### What is being asked
All the data below goes into the copy word for word, but the pictures don't.

### Stored rows
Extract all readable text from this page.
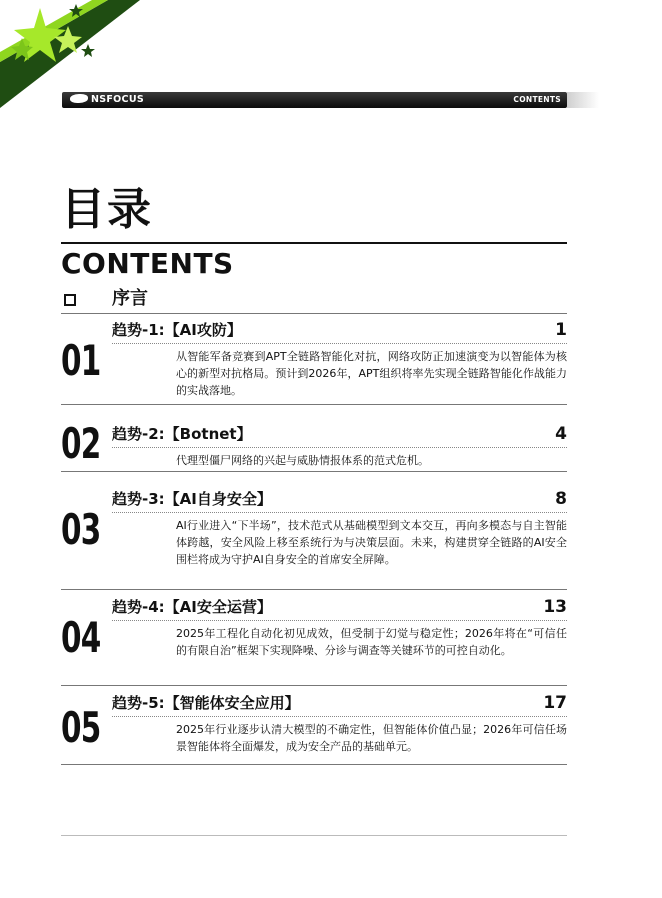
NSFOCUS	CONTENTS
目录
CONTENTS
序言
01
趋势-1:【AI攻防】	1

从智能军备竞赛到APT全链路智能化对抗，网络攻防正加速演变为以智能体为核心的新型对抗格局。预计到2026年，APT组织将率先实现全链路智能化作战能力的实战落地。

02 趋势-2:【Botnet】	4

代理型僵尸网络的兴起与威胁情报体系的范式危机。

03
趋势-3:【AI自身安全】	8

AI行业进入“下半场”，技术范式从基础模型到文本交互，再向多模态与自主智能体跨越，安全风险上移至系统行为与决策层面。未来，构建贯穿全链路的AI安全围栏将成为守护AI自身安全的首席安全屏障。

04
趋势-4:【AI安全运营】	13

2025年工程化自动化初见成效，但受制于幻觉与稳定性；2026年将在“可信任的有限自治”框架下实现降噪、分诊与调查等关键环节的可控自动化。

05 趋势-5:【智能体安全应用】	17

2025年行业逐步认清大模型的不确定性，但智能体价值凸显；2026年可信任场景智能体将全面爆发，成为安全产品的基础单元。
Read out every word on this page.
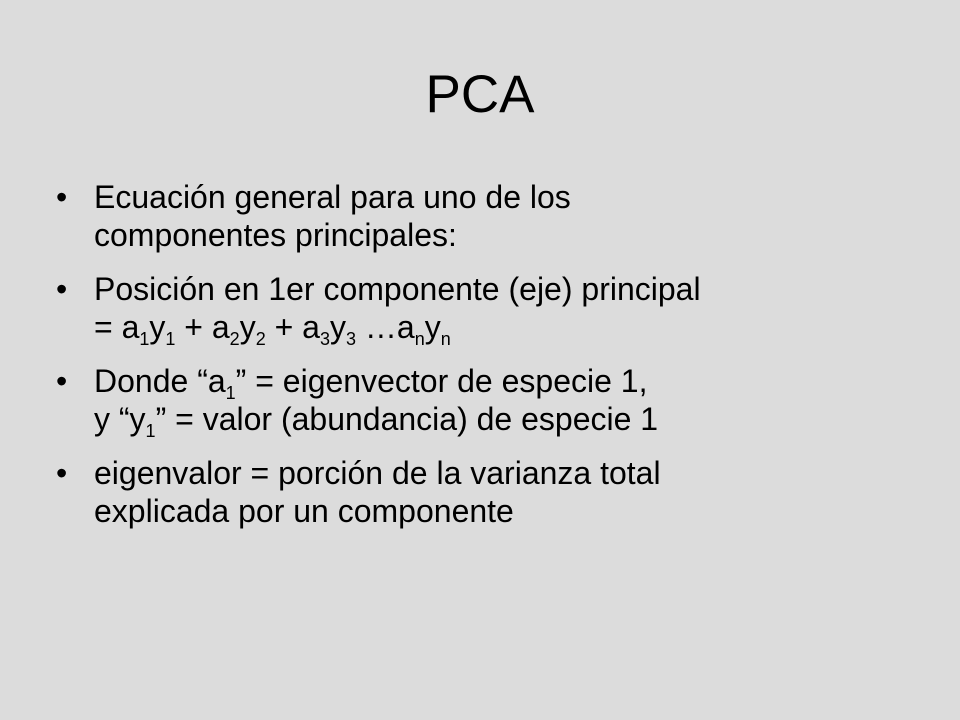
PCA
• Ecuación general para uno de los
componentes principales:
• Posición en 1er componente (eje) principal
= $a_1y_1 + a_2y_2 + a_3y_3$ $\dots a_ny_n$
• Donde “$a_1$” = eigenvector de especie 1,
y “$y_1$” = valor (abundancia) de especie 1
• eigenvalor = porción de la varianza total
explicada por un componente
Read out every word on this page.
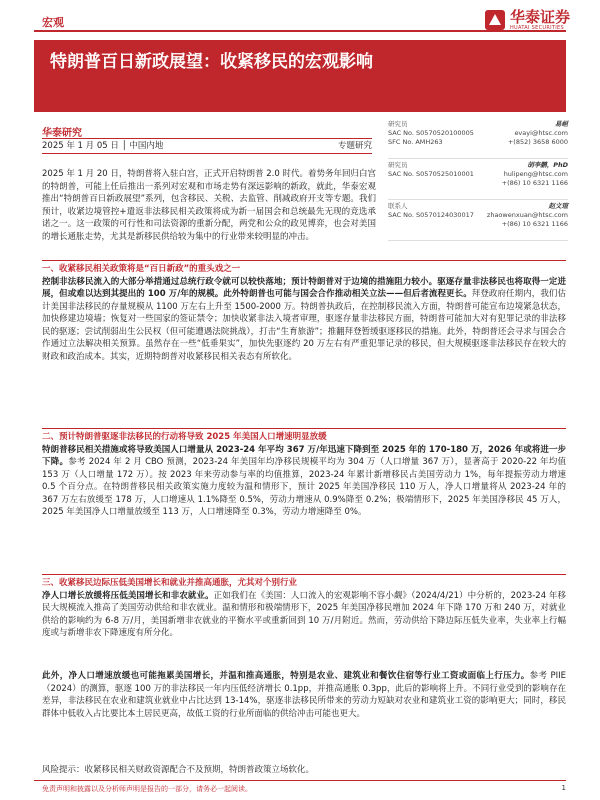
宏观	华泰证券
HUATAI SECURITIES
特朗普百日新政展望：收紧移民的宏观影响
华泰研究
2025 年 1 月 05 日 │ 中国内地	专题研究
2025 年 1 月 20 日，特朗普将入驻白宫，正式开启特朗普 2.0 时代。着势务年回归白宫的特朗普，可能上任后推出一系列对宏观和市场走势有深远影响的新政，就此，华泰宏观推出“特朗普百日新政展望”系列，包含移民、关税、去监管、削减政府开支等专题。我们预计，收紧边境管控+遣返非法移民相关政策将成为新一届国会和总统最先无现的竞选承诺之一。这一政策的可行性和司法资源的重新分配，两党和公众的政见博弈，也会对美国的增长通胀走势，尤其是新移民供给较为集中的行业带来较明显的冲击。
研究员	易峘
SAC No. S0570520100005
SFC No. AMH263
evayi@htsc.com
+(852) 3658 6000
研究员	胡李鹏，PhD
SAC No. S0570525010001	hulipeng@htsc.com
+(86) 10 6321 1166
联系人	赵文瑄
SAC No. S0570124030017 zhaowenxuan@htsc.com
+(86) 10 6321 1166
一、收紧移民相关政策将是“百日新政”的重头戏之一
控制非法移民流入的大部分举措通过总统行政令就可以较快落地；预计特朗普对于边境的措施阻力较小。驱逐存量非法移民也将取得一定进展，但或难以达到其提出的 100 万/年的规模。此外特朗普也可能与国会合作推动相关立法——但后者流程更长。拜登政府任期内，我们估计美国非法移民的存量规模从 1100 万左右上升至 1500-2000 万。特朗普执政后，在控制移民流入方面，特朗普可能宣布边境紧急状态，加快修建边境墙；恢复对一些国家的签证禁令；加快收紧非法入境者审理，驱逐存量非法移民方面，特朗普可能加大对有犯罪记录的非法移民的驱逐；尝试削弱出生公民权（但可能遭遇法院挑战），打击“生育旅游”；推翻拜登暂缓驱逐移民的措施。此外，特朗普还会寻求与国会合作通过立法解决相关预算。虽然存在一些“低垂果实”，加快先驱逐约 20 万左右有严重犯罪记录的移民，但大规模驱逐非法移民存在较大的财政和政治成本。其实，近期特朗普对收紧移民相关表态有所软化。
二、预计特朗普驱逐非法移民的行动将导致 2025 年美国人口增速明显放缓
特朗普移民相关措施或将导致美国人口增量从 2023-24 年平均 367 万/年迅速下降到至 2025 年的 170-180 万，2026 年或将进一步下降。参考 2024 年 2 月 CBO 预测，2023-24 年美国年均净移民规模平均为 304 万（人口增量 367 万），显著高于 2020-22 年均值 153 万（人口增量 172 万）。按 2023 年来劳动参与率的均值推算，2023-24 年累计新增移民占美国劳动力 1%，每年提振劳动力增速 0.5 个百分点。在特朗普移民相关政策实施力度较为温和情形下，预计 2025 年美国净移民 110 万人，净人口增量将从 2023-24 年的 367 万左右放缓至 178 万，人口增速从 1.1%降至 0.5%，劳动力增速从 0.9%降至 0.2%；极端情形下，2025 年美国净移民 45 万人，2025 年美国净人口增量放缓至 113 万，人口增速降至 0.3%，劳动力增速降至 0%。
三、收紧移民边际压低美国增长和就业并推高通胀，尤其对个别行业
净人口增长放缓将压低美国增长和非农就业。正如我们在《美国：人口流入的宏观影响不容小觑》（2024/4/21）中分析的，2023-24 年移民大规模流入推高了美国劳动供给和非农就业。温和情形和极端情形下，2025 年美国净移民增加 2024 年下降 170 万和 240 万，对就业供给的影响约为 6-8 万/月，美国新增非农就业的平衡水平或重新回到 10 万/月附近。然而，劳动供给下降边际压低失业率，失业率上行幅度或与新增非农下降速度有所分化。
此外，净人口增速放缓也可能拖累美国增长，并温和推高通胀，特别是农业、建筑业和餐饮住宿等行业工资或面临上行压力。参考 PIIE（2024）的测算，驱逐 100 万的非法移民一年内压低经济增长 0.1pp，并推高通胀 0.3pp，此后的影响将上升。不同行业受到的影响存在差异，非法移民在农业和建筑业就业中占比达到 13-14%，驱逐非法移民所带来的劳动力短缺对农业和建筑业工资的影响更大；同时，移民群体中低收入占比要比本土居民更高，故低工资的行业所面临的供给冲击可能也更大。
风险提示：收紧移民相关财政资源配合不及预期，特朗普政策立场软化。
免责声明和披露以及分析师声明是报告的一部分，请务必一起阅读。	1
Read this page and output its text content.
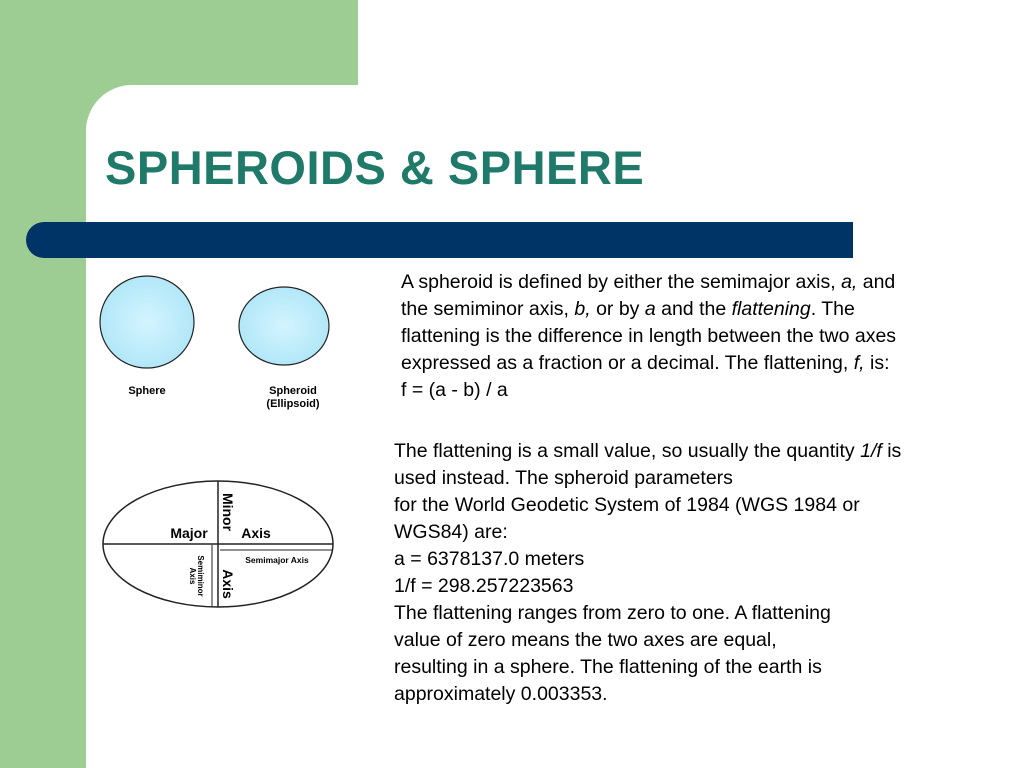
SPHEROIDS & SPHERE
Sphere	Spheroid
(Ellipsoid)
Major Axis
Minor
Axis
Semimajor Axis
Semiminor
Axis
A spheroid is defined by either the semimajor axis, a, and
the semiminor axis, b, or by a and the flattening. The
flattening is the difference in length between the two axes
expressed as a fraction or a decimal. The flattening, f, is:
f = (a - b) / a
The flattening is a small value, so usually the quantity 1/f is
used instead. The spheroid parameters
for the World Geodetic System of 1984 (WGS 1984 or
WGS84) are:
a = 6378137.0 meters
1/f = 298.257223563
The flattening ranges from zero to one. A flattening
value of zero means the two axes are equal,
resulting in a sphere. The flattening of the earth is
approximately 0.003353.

### The solution
Extract all readable text from this page.
NSFOCUS	CONTENTS
目录
CONTENTS
序言
01
趋势-1:【AI攻防】	1

从智能军备竞赛到APT全链路智能化对抗，网络攻防正加速演变为以智能体为核心的新型对抗格局。预计到2026年，APT组织将率先实现全链路智能化作战能力的实战落地。

02 趋势-2:【Botnet】	4

代理型僵尸网络的兴起与威胁情报体系的范式危机。

03
趋势-3:【AI自身安全】	8

AI行业进入“下半场”，技术范式从基础模型到文本交互，再向多模态与自主智能体跨越，安全风险上移至系统行为与决策层面。未来，构建贯穿全链路的AI安全围栏将成为守护AI自身安全的首席安全屏障。

04
趋势-4:【AI安全运营】	13

2025年工程化自动化初见成效，但受制于幻觉与稳定性；2026年将在“可信任的有限自治”框架下实现降噪、分诊与调查等关键环节的可控自动化。

05 趋势-5:【智能体安全应用】	17

2025年行业逐步认清大模型的不确定性，但智能体价值凸显；2026年可信任场景智能体将全面爆发，成为安全产品的基础单元。
Read out every word on this page.
PCA
• Ecuación general para uno de los
componentes principales:
• Posición en 1er componente (eje) principal
= $a_1y_1 + a_2y_2 + a_3y_3$ $\dots a_ny_n$
• Donde “$a_1$” = eigenvector de especie 1,
y “$y_1$” = valor (abundancia) de especie 1
• eigenvalor = porción de la varianza total
explicada por un componente
Read out every word on this page.
宏观	华泰证券
HUATAI SECURITIES
特朗普百日新政展望：收紧移民的宏观影响
华泰研究
2025 年 1 月 05 日 │ 中国内地	专题研究
2025 年 1 月 20 日，特朗普将入驻白宫，正式开启特朗普 2.0 时代。着势务年回归白宫的特朗普，可能上任后推出一系列对宏观和市场走势有深远影响的新政，就此，华泰宏观推出“特朗普百日新政展望”系列，包含移民、关税、去监管、削减政府开支等专题。我们预计，收紧边境管控+遣返非法移民相关政策将成为新一届国会和总统最先无现的竞选承诺之一。这一政策的可行性和司法资源的重新分配，两党和公众的政见博弈，也会对美国的增长通胀走势，尤其是新移民供给较为集中的行业带来较明显的冲击。
研究员	易峘
SAC No. S0570520100005
SFC No. AMH263
evayi@htsc.com
+(852) 3658 6000
研究员	胡李鹏，PhD
SAC No. S0570525010001	hulipeng@htsc.com
+(86) 10 6321 1166
联系人	赵文瑄
SAC No. S0570124030017 zhaowenxuan@htsc.com
+(86) 10 6321 1166
一、收紧移民相关政策将是“百日新政”的重头戏之一
控制非法移民流入的大部分举措通过总统行政令就可以较快落地；预计特朗普对于边境的措施阻力较小。驱逐存量非法移民也将取得一定进展，但或难以达到其提出的 100 万/年的规模。此外特朗普也可能与国会合作推动相关立法——但后者流程更长。拜登政府任期内，我们估计美国非法移民的存量规模从 1100 万左右上升至 1500-2000 万。特朗普执政后，在控制移民流入方面，特朗普可能宣布边境紧急状态，加快修建边境墙；恢复对一些国家的签证禁令；加快收紧非法入境者审理，驱逐存量非法移民方面，特朗普可能加大对有犯罪记录的非法移民的驱逐；尝试削弱出生公民权（但可能遭遇法院挑战），打击“生育旅游”；推翻拜登暂缓驱逐移民的措施。此外，特朗普还会寻求与国会合作通过立法解决相关预算。虽然存在一些“低垂果实”，加快先驱逐约 20 万左右有严重犯罪记录的移民，但大规模驱逐非法移民存在较大的财政和政治成本。其实，近期特朗普对收紧移民相关表态有所软化。
二、预计特朗普驱逐非法移民的行动将导致 2025 年美国人口增速明显放缓
特朗普移民相关措施或将导致美国人口增量从 2023-24 年平均 367 万/年迅速下降到至 2025 年的 170-180 万，2026 年或将进一步下降。参考 2024 年 2 月 CBO 预测，2023-24 年美国年均净移民规模平均为 304 万（人口增量 367 万），显著高于 2020-22 年均值 153 万（人口增量 172 万）。按 2023 年来劳动参与率的均值推算，2023-24 年累计新增移民占美国劳动力 1%，每年提振劳动力增速 0.5 个百分点。在特朗普移民相关政策实施力度较为温和情形下，预计 2025 年美国净移民 110 万人，净人口增量将从 2023-24 年的 367 万左右放缓至 178 万，人口增速从 1.1%降至 0.5%，劳动力增速从 0.9%降至 0.2%；极端情形下，2025 年美国净移民 45 万人，2025 年美国净人口增量放缓至 113 万，人口增速降至 0.3%，劳动力增速降至 0%。
三、收紧移民边际压低美国增长和就业并推高通胀，尤其对个别行业
净人口增长放缓将压低美国增长和非农就业。正如我们在《美国：人口流入的宏观影响不容小觑》（2024/4/21）中分析的，2023-24 年移民大规模流入推高了美国劳动供给和非农就业。温和情形和极端情形下，2025 年美国净移民增加 2024 年下降 170 万和 240 万，对就业供给的影响约为 6-8 万/月，美国新增非农就业的平衡水平或重新回到 10 万/月附近。然而，劳动供给下降边际压低失业率，失业率上行幅度或与新增非农下降速度有所分化。
此外，净人口增速放缓也可能拖累美国增长，并温和推高通胀，特别是农业、建筑业和餐饮住宿等行业工资或面临上行压力。参考 PIIE（2024）的测算，驱逐 100 万的非法移民一年内压低经济增长 0.1pp，并推高通胀 0.3pp，此后的影响将上升。不同行业受到的影响存在差异，非法移民在农业和建筑业就业中占比达到 13-14%，驱逐非法移民所带来的劳动力短缺对农业和建筑业工资的影响更大；同时，移民群体中低收入占比要比本土居民更高，故低工资的行业所面临的供给冲击可能也更大。
风险提示：收紧移民相关财政资源配合不及预期，特朗普政策立场软化。
免责声明和披露以及分析师声明是报告的一部分，请务必一起阅读。	1
Read this page and output its text content.
SPHEROIDS & SPHERE
Sphere	Spheroid
(Ellipsoid)
Major Axis
Minor
Axis
Semimajor Axis
Semiminor
Axis
A spheroid is defined by either the semimajor axis, a, and
the semiminor axis, b, or by a and the flattening. The
flattening is the difference in length between the two axes
expressed as a fraction or a decimal. The flattening, f, is:
f = (a - b) / a
The flattening is a small value, so usually the quantity 1/f is
used instead. The spheroid parameters
for the World Geodetic System of 1984 (WGS 1984 or
WGS84) are:
a = 6378137.0 meters
1/f = 298.257223563
The flattening ranges from zero to one. A flattening
value of zero means the two axes are equal,
resulting in a sphere. The flattening of the earth is
approximately 0.003353.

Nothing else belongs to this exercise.